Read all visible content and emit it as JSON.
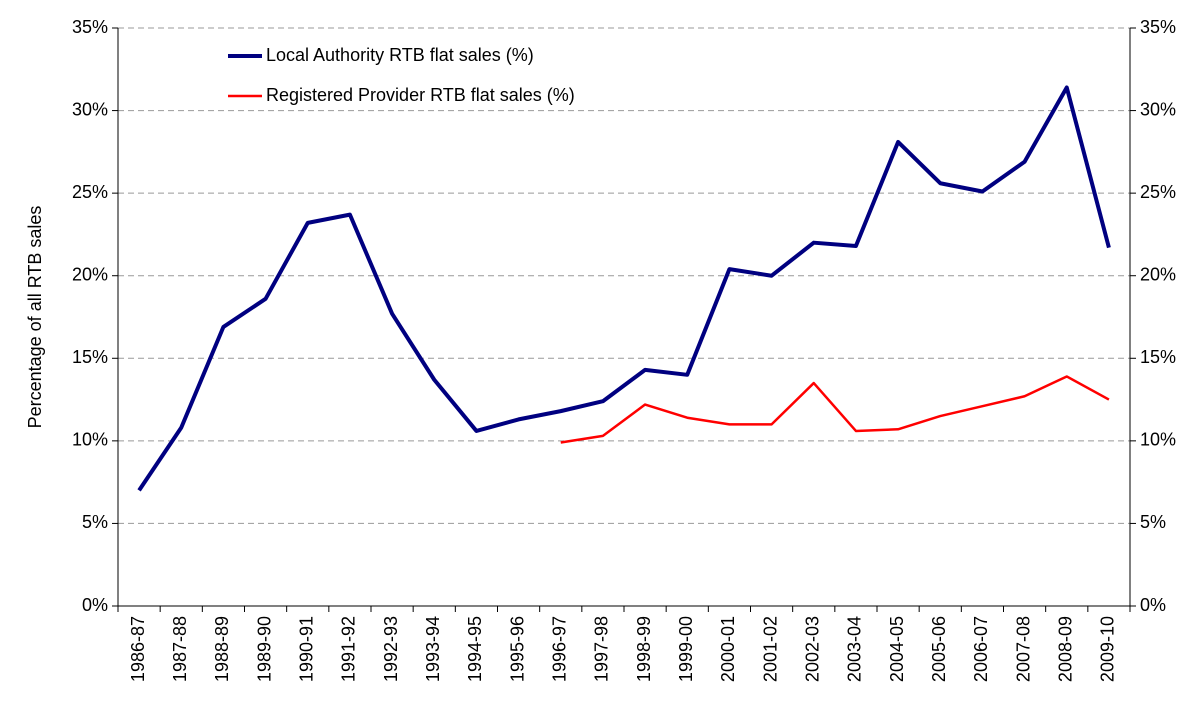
{
  "chart_data": {
    "type": "line",
    "y_label": "Percentage of all RTB sales",
    "categories": [
      "1986-87",
      "1987-88",
      "1988-89",
      "1989-90",
      "1990-91",
      "1991-92",
      "1992-93",
      "1993-94",
      "1994-95",
      "1995-96",
      "1996-97",
      "1997-98",
      "1998-99",
      "1999-00",
      "2000-01",
      "2001-02",
      "2002-03",
      "2003-04",
      "2004-05",
      "2005-06",
      "2006-07",
      "2007-08",
      "2008-09",
      "2009-10"
    ],
    "series": [
      {
        "name": "Local Authority RTB flat sales (%)",
        "color": "#000080",
        "values": [
          7.0,
          10.8,
          16.9,
          18.6,
          23.2,
          23.7,
          17.7,
          13.7,
          10.6,
          11.3,
          11.8,
          12.4,
          14.3,
          14.0,
          20.4,
          20.0,
          22.0,
          21.8,
          28.1,
          25.6,
          25.1,
          26.9,
          31.4,
          21.7
        ]
      },
      {
        "name": "Registered Provider RTB flat sales (%)",
        "color": "#ff0000",
        "values": [
          null,
          null,
          null,
          null,
          null,
          null,
          null,
          null,
          null,
          null,
          9.9,
          10.3,
          12.2,
          11.4,
          11.0,
          11.0,
          13.5,
          10.6,
          10.7,
          11.5,
          12.1,
          12.7,
          13.9,
          12.5
        ]
      }
    ],
    "ylim": [
      0,
      35
    ],
    "yticks": [
      {
        "value": 0,
        "label": "0%"
      },
      {
        "value": 5,
        "label": "5%"
      },
      {
        "value": 10,
        "label": "10%"
      },
      {
        "value": 15,
        "label": "15%"
      },
      {
        "value": 20,
        "label": "20%"
      },
      {
        "value": 25,
        "label": "25%"
      },
      {
        "value": 30,
        "label": "30%"
      },
      {
        "value": 35,
        "label": "35%"
      }
    ],
    "y2lim": [
      0,
      35
    ],
    "y2ticks": [
      {
        "value": 0,
        "label": "0%"
      },
      {
        "value": 5,
        "label": "5%"
      },
      {
        "value": 10,
        "label": "10%"
      },
      {
        "value": 15,
        "label": "15%"
      },
      {
        "value": 20,
        "label": "20%"
      },
      {
        "value": 25,
        "label": "25%"
      },
      {
        "value": 30,
        "label": "30%"
      },
      {
        "value": 35,
        "label": "35%"
      }
    ],
    "grid": true,
    "legend": "top-left"
  }
}
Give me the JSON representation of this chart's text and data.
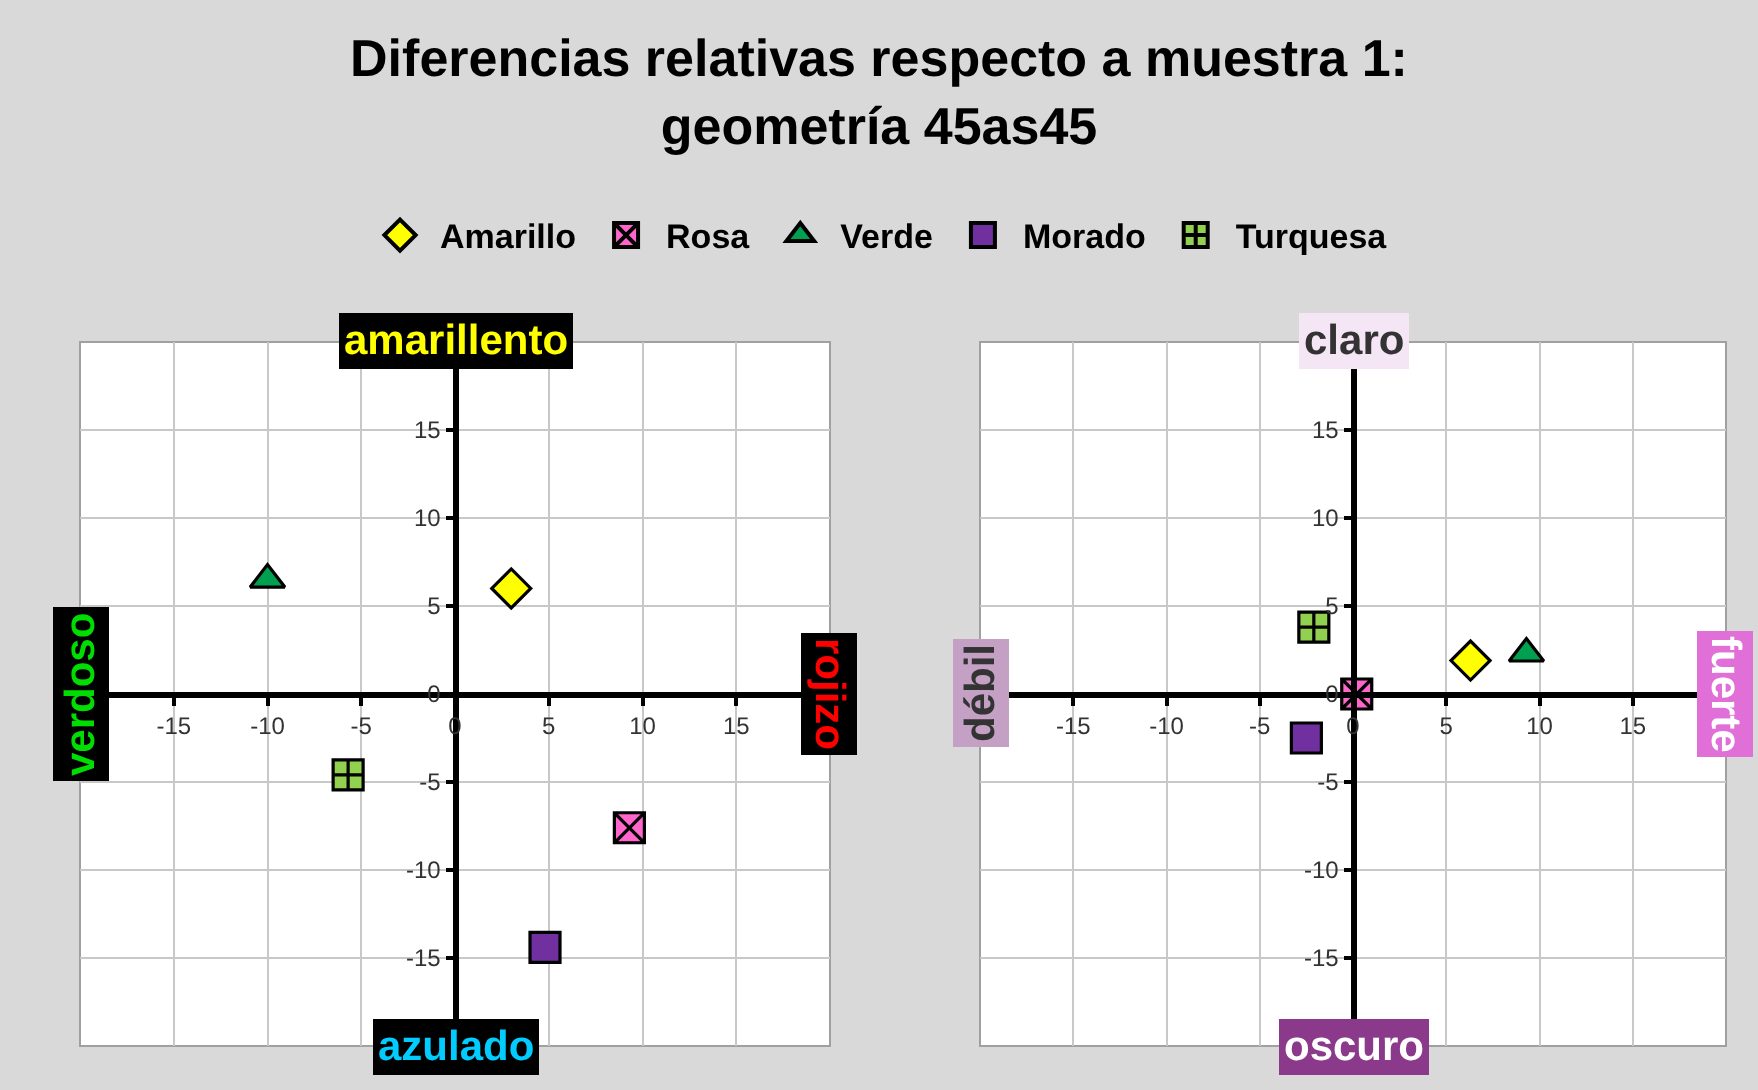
{
  "chart_data": [
    {
      "type": "scatter",
      "title": "Diferencias relativas respecto a muestra 1:\ngeometría 45as45",
      "legend": "top",
      "grid": true,
      "xlim": [
        -20,
        20
      ],
      "ylim": [
        -20,
        20
      ],
      "xticks": [
        -15,
        -10,
        -5,
        0,
        5,
        10,
        15
      ],
      "yticks": [
        -15,
        -10,
        -5,
        0,
        5,
        10,
        15
      ],
      "annotations": [
        "amarillento",
        "rojizo",
        "azulado",
        "verdoso"
      ],
      "series": [
        {
          "name": "Amarillo",
          "color": "#ffff00",
          "marker": "diamond",
          "x": [
            3
          ],
          "values": [
            6
          ]
        },
        {
          "name": "Rosa",
          "color": "#ff66cc",
          "marker": "cross",
          "x": [
            9.3
          ],
          "values": [
            -7.6
          ]
        },
        {
          "name": "Verde",
          "color": "#00a050",
          "marker": "triangle",
          "x": [
            -10
          ],
          "values": [
            6.5
          ]
        },
        {
          "name": "Morado",
          "color": "#7030a0",
          "marker": "square",
          "x": [
            4.8
          ],
          "values": [
            -14.4
          ]
        },
        {
          "name": "Turquesa",
          "color": "#92d050",
          "marker": "plus",
          "x": [
            -5.7
          ],
          "values": [
            -4.6
          ]
        }
      ]
    },
    {
      "type": "scatter",
      "grid": true,
      "xlim": [
        -20,
        20
      ],
      "ylim": [
        -20,
        20
      ],
      "xticks": [
        -15,
        -10,
        -5,
        0,
        5,
        10,
        15
      ],
      "yticks": [
        -15,
        -10,
        -5,
        0,
        5,
        10,
        15
      ],
      "annotations": [
        "claro",
        "fuerte",
        "oscuro",
        "débil"
      ],
      "series": [
        {
          "color": "#ffff00",
          "marker": "diamond",
          "x": [
            6.3
          ],
          "values": [
            1.9
          ]
        },
        {
          "color": "#ff66cc",
          "marker": "cross",
          "x": [
            0.2
          ],
          "values": [
            0
          ]
        },
        {
          "color": "#00a050",
          "marker": "triangle",
          "x": [
            9.3
          ],
          "values": [
            2.3
          ]
        },
        {
          "color": "#7030a0",
          "marker": "square",
          "x": [
            -2.5
          ],
          "values": [
            -2.5
          ]
        },
        {
          "color": "#92d050",
          "marker": "plus",
          "x": [
            -2.1
          ],
          "values": [
            3.8
          ]
        }
      ]
    }
  ]
}
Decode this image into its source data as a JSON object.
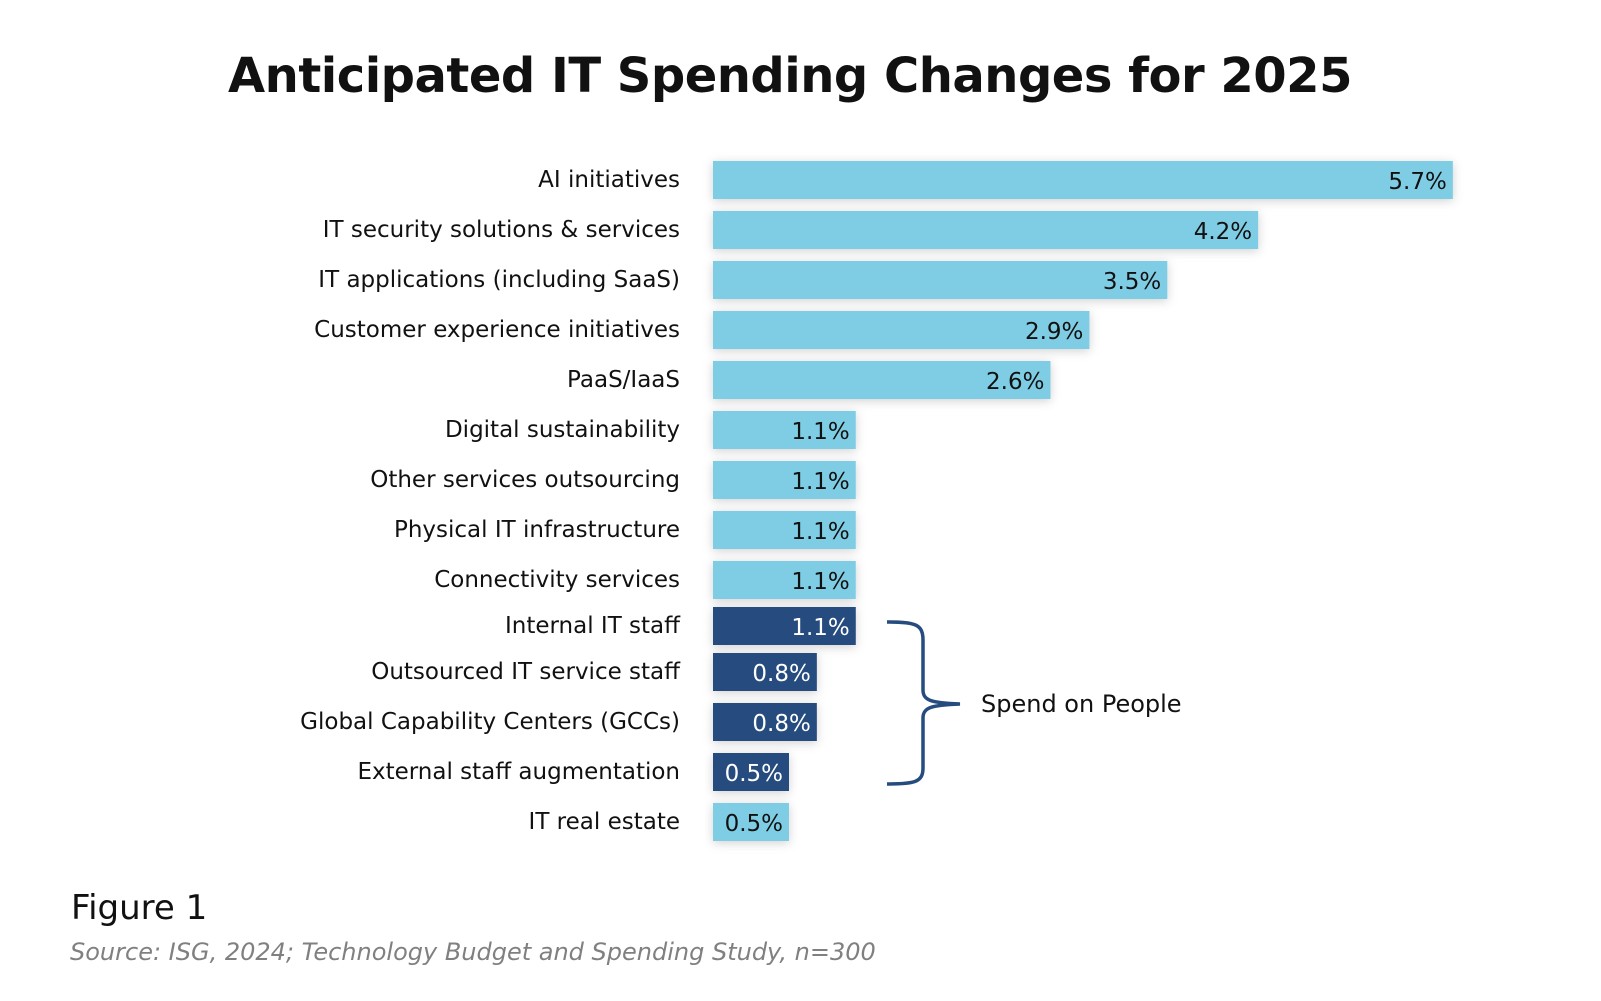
{
  "chart_data": {
    "type": "bar",
    "orientation": "horizontal",
    "title": "Anticipated IT Spending Changes for 2025",
    "categories": [
      "AI initiatives",
      "IT security solutions & services",
      "IT applications (including SaaS)",
      "Customer experience initiatives",
      "PaaS/IaaS",
      "Digital sustainability",
      "Other services outsourcing",
      "Physical IT infrastructure",
      "Connectivity services",
      "Internal IT staff",
      "Outsourced IT service staff",
      "Global Capability Centers (GCCs)",
      "External staff augmentation",
      "IT real estate"
    ],
    "values": [
      5.7,
      4.2,
      3.5,
      2.9,
      2.6,
      1.1,
      1.1,
      1.1,
      1.1,
      1.1,
      0.8,
      0.8,
      0.5,
      0.5
    ],
    "data_labels": [
      "5.7%",
      "4.2%",
      "3.5%",
      "2.9%",
      "2.6%",
      "1.1%",
      "1.1%",
      "1.1%",
      "1.1%",
      "1.1%",
      "0.8%",
      "0.8%",
      "0.5%",
      "0.5%"
    ],
    "highlighted": [
      false,
      false,
      false,
      false,
      false,
      false,
      false,
      false,
      false,
      true,
      true,
      true,
      true,
      false
    ],
    "colors": {
      "default": "#7fcde4",
      "highlight": "#264b7e",
      "bracket": "#264b7e"
    },
    "annotation": "Spend on People",
    "xlabel": "",
    "ylabel": "",
    "grid": false
  },
  "footer": {
    "figure_label": "Figure 1",
    "source": "Source: ISG, 2024; Technology Budget and Spending Study, n=300"
  }
}
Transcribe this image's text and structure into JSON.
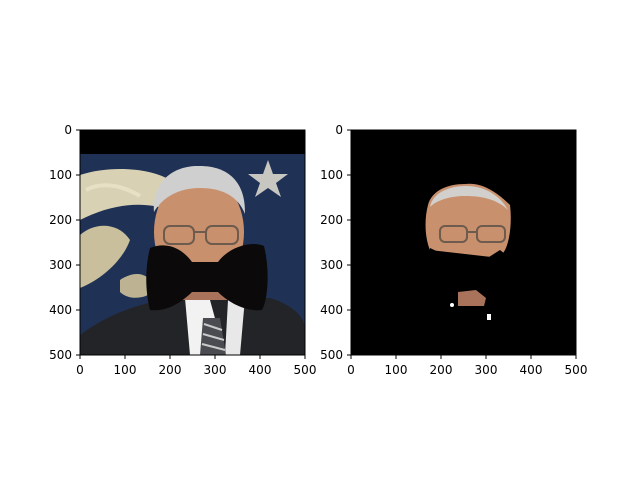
{
  "chart_data": [
    {
      "type": "image",
      "panel": "left",
      "description_of_content": "photo",
      "xlim": [
        0,
        500
      ],
      "ylim": [
        500,
        0
      ],
      "x_ticks": [
        0,
        100,
        200,
        300,
        400,
        500
      ],
      "y_ticks": [
        0,
        100,
        200,
        300,
        400,
        500
      ],
      "x_tick_labels": [
        "0",
        "100",
        "200",
        "300",
        "400",
        "500"
      ],
      "y_tick_labels": [
        "0",
        "100",
        "200",
        "300",
        "400",
        "500"
      ]
    },
    {
      "type": "image",
      "panel": "right",
      "description_of_content": "masked",
      "xlim": [
        0,
        500
      ],
      "ylim": [
        500,
        0
      ],
      "x_ticks": [
        0,
        100,
        200,
        300,
        400,
        500
      ],
      "y_ticks": [
        0,
        100,
        200,
        300,
        400,
        500
      ],
      "x_tick_labels": [
        "0",
        "100",
        "200",
        "300",
        "400",
        "500"
      ],
      "y_tick_labels": [
        "0",
        "100",
        "200",
        "300",
        "400",
        "500"
      ]
    }
  ],
  "colors": {
    "background": "#000000",
    "skin": "#c9906e",
    "hair": "#cfcfcf",
    "suit": "#222428",
    "shirt": "#f2f2f2",
    "flag_blue": "#253a5e",
    "flag_cream": "#d9d1b4",
    "bowtie": "#0b0909"
  }
}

-.-.-

GIVEN INSTRUCTION:
Across the material above, count every line holding "Spending" and write down only the number.

EXERCISE RESPONSE:
2